Problem description
Return each line holding the string "this".
-- Record set start --
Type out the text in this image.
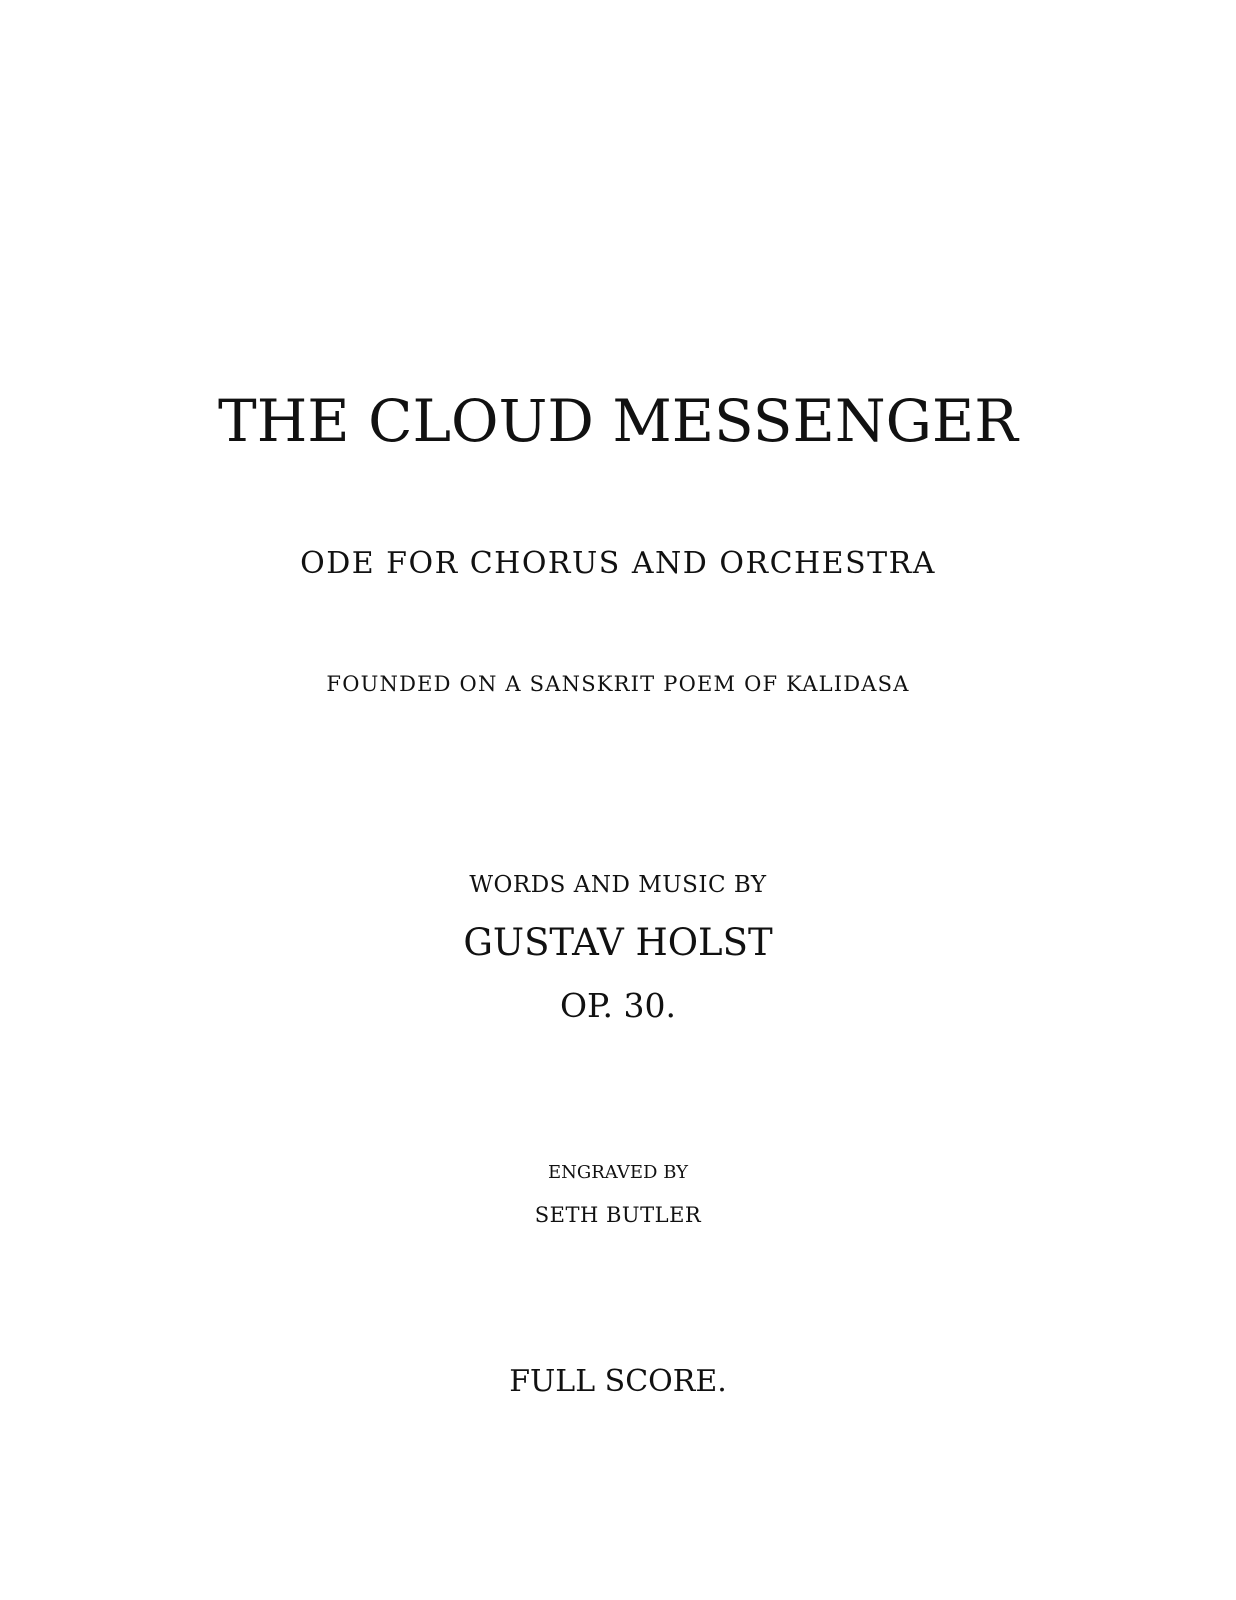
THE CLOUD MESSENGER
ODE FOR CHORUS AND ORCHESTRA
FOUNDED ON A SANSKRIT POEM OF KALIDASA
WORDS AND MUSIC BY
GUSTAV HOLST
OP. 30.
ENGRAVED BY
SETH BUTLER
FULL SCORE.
-- Record set end --
-- Record set start --
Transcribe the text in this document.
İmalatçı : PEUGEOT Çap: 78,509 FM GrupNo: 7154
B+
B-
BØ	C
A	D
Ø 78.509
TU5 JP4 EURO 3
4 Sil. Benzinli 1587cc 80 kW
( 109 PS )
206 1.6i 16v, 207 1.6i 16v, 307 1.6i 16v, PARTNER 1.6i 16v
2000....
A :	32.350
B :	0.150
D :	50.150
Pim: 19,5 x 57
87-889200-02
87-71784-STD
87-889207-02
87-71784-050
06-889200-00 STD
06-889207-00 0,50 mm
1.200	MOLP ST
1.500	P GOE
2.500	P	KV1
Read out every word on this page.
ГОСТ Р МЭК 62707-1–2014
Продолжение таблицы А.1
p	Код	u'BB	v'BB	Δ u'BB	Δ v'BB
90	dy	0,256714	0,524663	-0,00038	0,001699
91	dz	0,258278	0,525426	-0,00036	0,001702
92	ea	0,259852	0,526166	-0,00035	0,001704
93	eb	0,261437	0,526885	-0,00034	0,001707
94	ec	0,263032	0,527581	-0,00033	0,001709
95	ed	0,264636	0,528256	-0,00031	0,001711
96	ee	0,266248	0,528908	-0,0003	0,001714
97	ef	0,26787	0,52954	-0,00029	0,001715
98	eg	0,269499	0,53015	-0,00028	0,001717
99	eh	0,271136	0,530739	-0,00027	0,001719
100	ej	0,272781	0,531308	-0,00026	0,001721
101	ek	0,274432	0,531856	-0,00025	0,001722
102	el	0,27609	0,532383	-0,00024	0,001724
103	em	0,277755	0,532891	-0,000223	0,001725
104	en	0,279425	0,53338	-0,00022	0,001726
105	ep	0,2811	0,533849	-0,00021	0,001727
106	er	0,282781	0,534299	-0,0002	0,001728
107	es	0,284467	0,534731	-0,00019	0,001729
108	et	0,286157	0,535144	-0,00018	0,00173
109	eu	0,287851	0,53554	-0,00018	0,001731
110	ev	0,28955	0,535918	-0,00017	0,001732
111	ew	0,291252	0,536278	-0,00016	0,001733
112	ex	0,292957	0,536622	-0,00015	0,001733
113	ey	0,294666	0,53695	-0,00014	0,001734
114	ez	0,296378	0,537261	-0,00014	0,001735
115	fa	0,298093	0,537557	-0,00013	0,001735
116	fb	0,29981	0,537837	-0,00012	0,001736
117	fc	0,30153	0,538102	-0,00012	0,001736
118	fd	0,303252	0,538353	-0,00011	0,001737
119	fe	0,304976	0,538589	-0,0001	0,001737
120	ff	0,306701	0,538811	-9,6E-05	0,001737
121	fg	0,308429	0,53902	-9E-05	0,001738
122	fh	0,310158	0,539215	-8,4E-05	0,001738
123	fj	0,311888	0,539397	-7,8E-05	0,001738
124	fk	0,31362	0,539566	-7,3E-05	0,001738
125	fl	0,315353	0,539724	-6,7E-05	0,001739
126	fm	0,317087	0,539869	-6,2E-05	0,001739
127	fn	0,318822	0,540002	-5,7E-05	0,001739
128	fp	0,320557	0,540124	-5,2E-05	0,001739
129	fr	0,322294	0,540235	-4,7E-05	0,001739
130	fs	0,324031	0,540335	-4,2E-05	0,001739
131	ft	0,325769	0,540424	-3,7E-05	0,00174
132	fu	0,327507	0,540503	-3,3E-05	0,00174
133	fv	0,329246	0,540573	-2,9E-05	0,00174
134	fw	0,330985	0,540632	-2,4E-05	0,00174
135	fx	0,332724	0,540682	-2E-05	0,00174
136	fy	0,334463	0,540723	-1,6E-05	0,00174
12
-- Record set end --
Solution to the problem
Type out the text in this image.
Transcribe the text in this document.
Read out every word on this page.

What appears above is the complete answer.